# Start of Data lines
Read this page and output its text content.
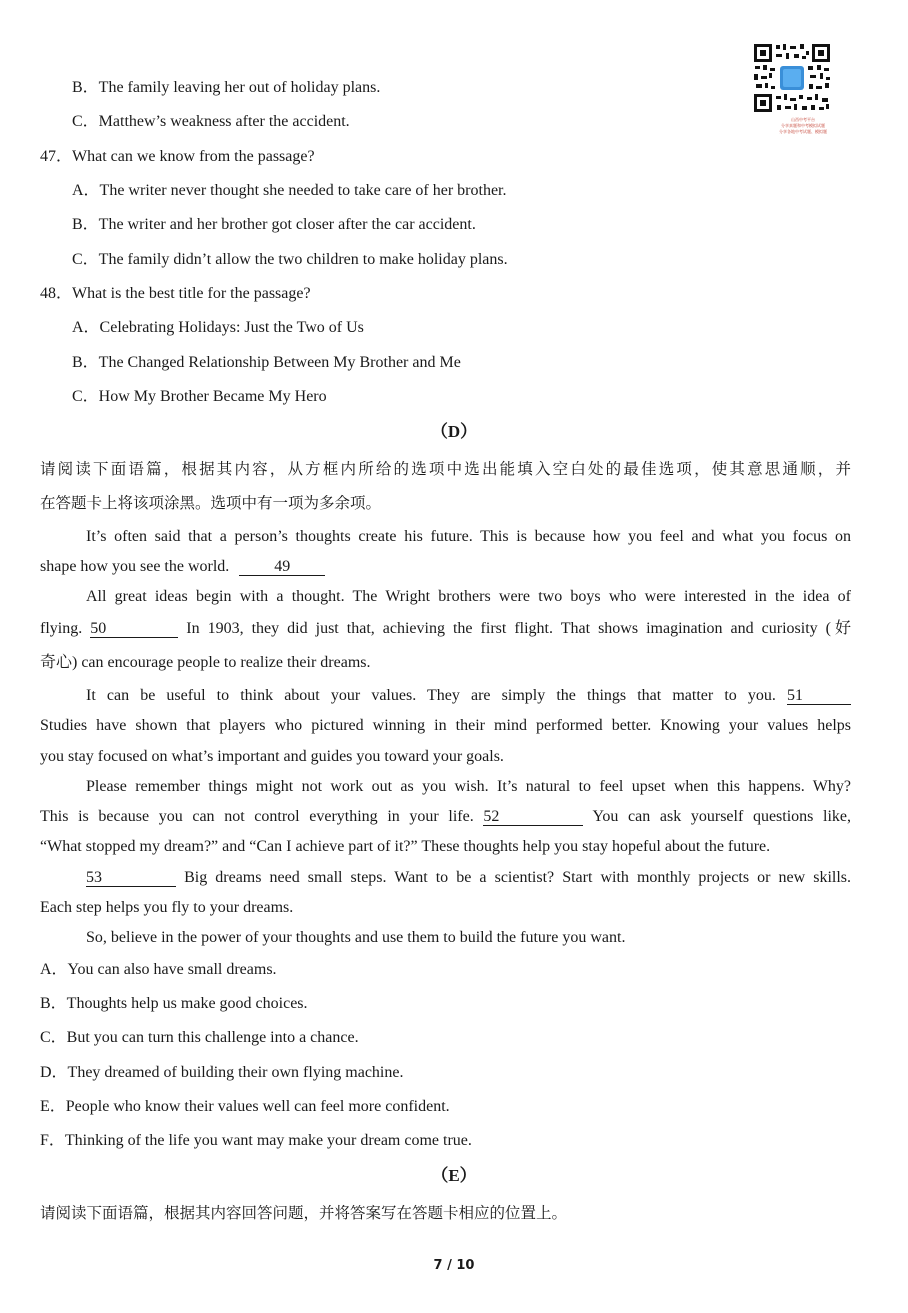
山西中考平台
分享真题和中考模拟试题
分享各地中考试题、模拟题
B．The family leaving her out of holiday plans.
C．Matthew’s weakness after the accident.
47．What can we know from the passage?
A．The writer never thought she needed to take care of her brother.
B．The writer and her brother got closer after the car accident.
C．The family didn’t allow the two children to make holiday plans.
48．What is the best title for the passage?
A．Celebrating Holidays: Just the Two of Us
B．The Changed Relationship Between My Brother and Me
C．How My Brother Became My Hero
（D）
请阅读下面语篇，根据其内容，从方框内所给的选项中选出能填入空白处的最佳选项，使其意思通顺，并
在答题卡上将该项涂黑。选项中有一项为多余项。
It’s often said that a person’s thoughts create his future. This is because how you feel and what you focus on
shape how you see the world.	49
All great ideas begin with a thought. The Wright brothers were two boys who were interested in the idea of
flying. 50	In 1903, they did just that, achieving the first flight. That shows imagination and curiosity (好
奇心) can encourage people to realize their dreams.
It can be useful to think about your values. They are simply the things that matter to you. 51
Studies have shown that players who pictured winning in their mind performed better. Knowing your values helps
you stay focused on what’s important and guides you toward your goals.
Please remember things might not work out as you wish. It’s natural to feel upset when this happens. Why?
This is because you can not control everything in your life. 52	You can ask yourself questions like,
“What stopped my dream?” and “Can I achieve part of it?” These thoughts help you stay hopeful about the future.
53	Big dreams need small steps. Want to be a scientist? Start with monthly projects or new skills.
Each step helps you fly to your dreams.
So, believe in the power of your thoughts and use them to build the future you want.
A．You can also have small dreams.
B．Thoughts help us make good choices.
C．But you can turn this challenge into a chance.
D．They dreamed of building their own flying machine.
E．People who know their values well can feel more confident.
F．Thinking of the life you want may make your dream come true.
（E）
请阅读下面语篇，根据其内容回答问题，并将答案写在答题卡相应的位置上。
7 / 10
# End of Data lines
• [Task prompt] Using the listing above, list every line in which the string "your" occurs.

• [Answer in full]
It can be useful to think about your values. They are simply the things that matter to you. 51
Studies have shown that players who pictured winning in their mind performed better. Knowing your values helps
you stay focused on what’s important and guides you toward your goals.
This is because you can not control everything in your life. 52	You can ask yourself questions like,
Each step helps you fly to your dreams.
So, believe in the power of your thoughts and use them to build the future you want.
F．Thinking of the life you want may make your dream come true.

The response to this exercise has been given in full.